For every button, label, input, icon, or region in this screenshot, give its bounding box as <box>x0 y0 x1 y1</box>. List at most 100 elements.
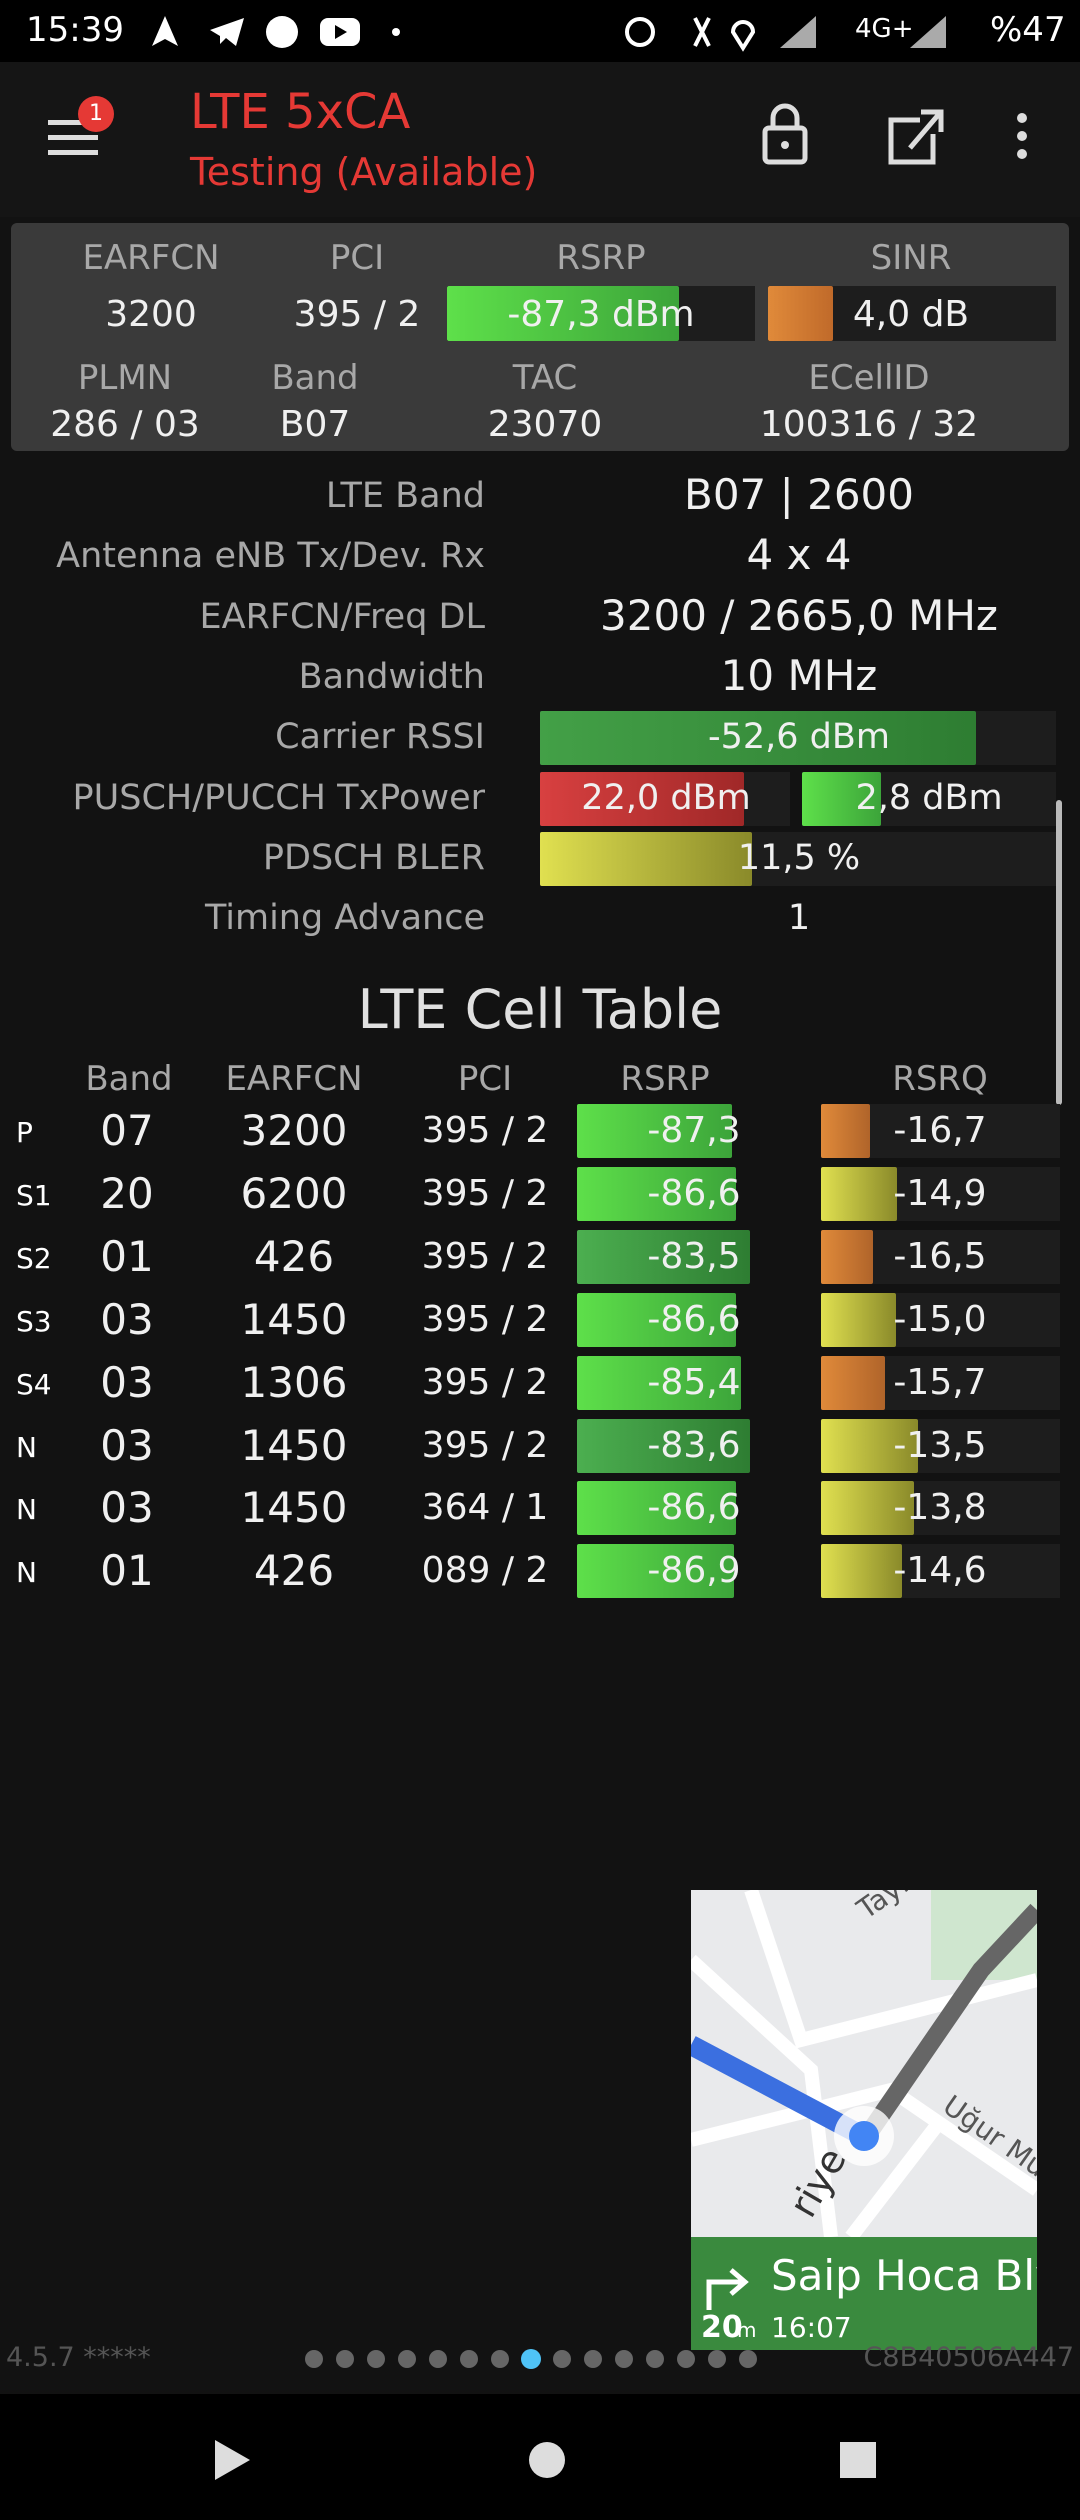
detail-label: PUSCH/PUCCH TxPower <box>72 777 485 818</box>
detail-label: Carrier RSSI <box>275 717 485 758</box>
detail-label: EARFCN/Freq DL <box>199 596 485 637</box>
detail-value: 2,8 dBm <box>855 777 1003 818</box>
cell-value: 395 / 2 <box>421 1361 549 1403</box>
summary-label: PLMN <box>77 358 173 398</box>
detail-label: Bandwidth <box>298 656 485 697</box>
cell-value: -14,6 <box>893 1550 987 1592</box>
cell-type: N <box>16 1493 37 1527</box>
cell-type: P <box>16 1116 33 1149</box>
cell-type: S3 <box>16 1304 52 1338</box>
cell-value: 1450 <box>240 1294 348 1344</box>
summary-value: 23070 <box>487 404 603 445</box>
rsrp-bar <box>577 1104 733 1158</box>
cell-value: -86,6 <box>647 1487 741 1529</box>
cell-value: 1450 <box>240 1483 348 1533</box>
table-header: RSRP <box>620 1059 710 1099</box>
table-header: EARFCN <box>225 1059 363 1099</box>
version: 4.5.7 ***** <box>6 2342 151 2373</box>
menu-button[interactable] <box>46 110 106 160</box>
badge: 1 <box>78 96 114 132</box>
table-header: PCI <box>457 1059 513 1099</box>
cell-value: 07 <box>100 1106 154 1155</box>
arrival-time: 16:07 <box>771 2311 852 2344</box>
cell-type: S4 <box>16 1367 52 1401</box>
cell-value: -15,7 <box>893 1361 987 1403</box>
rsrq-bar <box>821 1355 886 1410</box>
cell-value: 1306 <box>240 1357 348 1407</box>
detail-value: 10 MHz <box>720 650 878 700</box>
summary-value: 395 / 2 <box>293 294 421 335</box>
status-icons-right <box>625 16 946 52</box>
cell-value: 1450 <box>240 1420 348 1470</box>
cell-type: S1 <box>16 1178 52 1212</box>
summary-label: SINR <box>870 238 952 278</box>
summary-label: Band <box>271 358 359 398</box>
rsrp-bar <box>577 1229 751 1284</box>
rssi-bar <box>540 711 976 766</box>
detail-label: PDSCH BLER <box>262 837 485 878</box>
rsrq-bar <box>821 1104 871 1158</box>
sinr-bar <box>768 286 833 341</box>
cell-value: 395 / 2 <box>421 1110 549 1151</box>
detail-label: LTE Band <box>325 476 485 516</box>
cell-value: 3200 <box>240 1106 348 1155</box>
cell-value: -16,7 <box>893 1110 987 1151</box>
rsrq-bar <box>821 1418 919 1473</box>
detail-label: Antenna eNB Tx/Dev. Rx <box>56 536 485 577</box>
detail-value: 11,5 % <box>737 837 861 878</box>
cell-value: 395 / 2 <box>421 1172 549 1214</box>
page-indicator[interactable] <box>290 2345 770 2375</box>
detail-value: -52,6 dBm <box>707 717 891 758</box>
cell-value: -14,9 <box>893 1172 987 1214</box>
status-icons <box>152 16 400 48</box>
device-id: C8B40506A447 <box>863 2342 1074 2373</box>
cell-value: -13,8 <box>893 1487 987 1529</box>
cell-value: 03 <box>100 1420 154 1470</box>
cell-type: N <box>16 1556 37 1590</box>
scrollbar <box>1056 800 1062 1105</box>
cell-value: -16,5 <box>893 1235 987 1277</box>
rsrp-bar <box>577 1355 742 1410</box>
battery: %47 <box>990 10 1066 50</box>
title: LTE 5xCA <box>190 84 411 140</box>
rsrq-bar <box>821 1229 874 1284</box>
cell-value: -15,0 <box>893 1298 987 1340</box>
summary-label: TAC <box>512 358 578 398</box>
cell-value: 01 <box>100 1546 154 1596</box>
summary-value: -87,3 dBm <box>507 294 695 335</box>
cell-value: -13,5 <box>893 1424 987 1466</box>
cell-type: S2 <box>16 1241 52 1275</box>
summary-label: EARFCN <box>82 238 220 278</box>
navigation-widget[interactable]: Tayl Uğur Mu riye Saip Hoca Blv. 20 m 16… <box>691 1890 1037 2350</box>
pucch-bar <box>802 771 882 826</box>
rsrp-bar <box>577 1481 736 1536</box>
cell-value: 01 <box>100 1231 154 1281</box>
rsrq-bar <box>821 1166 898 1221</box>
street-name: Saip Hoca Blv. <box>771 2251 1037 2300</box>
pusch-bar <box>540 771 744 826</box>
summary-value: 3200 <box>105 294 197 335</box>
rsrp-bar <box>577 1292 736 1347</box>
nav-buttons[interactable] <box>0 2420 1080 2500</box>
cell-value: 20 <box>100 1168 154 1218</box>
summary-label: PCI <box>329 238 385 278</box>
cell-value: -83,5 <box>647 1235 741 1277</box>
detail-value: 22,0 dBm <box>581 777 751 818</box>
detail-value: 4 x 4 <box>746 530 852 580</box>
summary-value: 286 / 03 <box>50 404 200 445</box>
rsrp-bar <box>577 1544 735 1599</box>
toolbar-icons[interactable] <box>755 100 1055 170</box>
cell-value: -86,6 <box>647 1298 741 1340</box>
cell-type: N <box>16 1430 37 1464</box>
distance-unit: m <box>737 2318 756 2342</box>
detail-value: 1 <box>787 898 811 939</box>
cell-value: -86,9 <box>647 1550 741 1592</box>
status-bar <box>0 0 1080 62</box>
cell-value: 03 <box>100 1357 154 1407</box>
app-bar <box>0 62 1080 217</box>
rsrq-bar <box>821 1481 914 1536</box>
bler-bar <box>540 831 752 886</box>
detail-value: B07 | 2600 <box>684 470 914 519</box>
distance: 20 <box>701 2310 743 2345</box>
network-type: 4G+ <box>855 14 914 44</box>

____

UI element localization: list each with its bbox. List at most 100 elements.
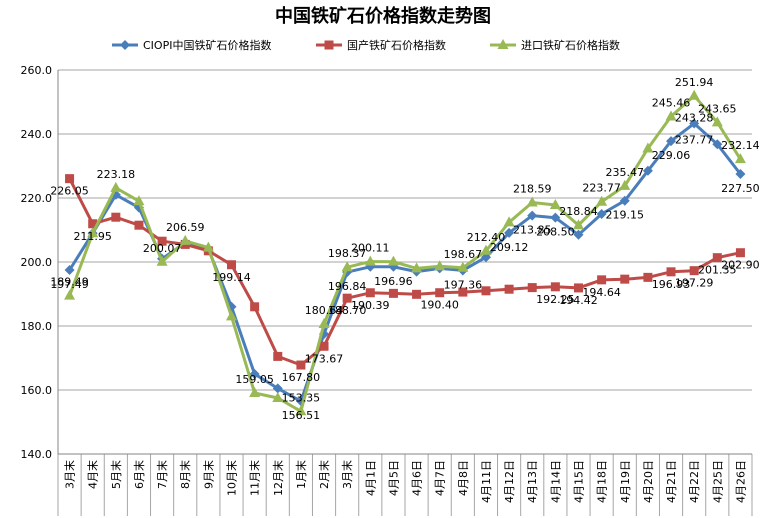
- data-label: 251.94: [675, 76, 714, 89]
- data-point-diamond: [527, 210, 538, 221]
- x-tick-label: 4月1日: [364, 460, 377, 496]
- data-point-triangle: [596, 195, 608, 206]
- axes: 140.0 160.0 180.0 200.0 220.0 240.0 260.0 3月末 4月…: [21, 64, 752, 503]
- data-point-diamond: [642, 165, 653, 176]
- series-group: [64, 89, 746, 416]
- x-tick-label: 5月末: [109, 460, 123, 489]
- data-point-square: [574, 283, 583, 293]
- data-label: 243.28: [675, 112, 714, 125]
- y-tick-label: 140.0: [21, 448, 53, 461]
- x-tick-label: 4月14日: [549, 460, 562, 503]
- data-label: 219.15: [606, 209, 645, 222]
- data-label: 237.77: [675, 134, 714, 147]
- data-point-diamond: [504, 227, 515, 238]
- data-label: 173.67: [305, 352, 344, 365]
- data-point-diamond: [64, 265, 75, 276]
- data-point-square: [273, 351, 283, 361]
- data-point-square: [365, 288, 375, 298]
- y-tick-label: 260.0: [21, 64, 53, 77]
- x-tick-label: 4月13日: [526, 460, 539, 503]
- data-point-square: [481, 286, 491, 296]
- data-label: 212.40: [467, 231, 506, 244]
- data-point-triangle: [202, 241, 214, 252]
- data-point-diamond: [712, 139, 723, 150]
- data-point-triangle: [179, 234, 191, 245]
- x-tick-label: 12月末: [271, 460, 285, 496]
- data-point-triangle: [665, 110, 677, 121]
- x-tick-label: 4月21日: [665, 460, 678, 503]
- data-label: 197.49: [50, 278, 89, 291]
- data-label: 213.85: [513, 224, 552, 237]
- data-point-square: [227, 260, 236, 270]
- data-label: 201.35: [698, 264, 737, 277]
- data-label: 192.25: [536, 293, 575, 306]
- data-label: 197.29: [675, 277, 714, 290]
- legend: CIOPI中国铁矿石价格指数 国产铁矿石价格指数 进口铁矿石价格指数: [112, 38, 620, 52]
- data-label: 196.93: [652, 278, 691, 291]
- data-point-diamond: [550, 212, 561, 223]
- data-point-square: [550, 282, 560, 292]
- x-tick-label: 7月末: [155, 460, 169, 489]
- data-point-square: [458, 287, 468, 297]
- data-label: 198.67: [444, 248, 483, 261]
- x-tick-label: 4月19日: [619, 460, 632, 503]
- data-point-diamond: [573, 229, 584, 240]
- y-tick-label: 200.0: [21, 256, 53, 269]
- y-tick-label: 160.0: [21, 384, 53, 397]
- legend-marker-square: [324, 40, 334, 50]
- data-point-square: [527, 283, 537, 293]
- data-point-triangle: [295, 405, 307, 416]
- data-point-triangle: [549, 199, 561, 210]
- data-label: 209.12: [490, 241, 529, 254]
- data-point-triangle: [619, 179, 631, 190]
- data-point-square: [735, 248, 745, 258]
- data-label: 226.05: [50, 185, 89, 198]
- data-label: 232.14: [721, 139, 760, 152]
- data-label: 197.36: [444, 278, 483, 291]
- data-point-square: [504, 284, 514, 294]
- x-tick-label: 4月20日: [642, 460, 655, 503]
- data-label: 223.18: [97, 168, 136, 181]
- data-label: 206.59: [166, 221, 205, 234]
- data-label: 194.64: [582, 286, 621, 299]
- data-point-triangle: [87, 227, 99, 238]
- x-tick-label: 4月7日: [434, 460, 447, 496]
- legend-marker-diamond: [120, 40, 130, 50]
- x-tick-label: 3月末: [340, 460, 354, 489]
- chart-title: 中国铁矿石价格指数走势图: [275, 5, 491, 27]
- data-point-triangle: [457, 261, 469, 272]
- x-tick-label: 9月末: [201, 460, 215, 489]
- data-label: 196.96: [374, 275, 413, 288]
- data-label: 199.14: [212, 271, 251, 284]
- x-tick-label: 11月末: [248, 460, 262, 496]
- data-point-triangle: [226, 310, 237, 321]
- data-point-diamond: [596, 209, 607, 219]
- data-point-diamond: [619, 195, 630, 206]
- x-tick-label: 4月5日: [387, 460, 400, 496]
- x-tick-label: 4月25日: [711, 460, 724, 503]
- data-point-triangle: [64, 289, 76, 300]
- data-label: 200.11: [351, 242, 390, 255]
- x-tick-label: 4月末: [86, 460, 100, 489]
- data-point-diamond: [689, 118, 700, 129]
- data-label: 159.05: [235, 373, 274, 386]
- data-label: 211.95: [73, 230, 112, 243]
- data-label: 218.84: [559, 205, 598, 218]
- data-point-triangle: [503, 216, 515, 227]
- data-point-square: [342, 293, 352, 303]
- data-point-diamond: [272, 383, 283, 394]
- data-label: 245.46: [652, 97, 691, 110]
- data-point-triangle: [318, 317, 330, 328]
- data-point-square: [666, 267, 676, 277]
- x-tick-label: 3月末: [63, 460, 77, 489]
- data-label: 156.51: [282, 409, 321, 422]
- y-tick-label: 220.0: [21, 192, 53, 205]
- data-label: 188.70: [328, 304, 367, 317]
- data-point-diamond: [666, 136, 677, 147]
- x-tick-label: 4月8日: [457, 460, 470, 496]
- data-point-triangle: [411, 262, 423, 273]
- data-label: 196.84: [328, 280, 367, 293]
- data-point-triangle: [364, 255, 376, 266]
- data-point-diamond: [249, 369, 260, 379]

____

WRITTEN INSTRUCTION: Copy out the lines of the material verbatim, starting at the line that contains "detail-label: PUSCH/PUCCH TxPower" and ending at the line that contains "menu-button[interactable] <box>46 110", with both of those lines included.

OUTPUT OF THE TASK:
detail-label: PUSCH/PUCCH TxPower <box>72 777 485 818</box>
detail-label: Carrier RSSI <box>275 717 485 758</box>
detail-label: EARFCN/Freq DL <box>199 596 485 637</box>
detail-value: 2,8 dBm <box>855 777 1003 818</box>
cell-value: 395 / 2 <box>421 1361 549 1403</box>
summary-label: PLMN <box>77 358 173 398</box>
detail-label: Bandwidth <box>298 656 485 697</box>
cell-value: -14,6 <box>893 1550 987 1592</box>
cell-type: N <box>16 1493 37 1527</box>
cell-type: P <box>16 1116 33 1149</box>
cell-type: S3 <box>16 1304 52 1338</box>
cell-value: 1450 <box>240 1294 348 1344</box>
summary-value: 23070 <box>487 404 603 445</box>
rsrp-bar <box>577 1104 733 1158</box>
cell-value: -86,6 <box>647 1487 741 1529</box>
cell-value: 1450 <box>240 1483 348 1533</box>
table-header: RSRP <box>620 1059 710 1099</box>
table-header: EARFCN <box>225 1059 363 1099</box>
version: 4.5.7 ***** <box>6 2342 151 2373</box>
menu-button[interactable] <box>46 110 106 160</box>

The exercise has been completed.